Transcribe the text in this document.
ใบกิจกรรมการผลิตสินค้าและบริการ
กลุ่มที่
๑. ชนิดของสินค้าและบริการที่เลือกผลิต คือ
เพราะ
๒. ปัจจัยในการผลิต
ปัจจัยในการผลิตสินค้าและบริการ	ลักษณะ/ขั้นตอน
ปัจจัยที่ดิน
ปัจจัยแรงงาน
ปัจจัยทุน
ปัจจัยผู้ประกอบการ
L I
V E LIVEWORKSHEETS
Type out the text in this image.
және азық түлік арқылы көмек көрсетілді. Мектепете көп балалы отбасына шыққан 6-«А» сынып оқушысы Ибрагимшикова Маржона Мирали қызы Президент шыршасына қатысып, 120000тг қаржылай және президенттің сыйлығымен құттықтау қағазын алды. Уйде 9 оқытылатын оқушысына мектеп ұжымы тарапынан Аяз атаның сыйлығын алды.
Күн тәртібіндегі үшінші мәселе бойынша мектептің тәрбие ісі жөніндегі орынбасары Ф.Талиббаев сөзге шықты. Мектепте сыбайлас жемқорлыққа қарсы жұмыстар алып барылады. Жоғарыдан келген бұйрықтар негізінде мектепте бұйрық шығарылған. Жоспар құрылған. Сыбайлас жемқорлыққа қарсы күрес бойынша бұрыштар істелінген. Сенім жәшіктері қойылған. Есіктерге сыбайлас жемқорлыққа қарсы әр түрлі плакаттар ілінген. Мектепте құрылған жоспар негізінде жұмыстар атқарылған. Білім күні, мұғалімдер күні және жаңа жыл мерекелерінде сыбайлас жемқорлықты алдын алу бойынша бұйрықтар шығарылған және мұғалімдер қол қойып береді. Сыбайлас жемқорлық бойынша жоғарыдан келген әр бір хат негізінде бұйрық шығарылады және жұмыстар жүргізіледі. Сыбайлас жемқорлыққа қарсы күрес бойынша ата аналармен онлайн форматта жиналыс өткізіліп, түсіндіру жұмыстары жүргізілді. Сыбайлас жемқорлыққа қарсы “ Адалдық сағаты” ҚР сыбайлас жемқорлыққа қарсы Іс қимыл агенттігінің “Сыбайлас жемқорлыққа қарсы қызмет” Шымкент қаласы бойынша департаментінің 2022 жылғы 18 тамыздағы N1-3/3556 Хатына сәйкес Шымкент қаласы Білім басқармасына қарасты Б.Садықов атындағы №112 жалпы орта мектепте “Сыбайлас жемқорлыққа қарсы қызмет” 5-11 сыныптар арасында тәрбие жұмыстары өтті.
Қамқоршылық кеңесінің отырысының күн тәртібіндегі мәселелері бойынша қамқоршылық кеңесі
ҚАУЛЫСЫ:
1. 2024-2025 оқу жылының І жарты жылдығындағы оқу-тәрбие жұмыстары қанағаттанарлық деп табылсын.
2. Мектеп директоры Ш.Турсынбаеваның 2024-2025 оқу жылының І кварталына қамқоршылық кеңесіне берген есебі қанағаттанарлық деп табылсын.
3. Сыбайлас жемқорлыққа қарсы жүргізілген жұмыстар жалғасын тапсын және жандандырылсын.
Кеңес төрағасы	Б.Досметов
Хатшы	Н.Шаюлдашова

(Problem requirements): Pick out the lines above that hold the string "าและบร" and show them.

(Solution):
ใบกิจกรรมการผลิตสินค้าและบริการ
๑. ชนิดของสินค้าและบริการที่เลือกผลิต คือ
ปัจจัยในการผลิตสินค้าและบริการ	ลักษณะ/ขั้นตอน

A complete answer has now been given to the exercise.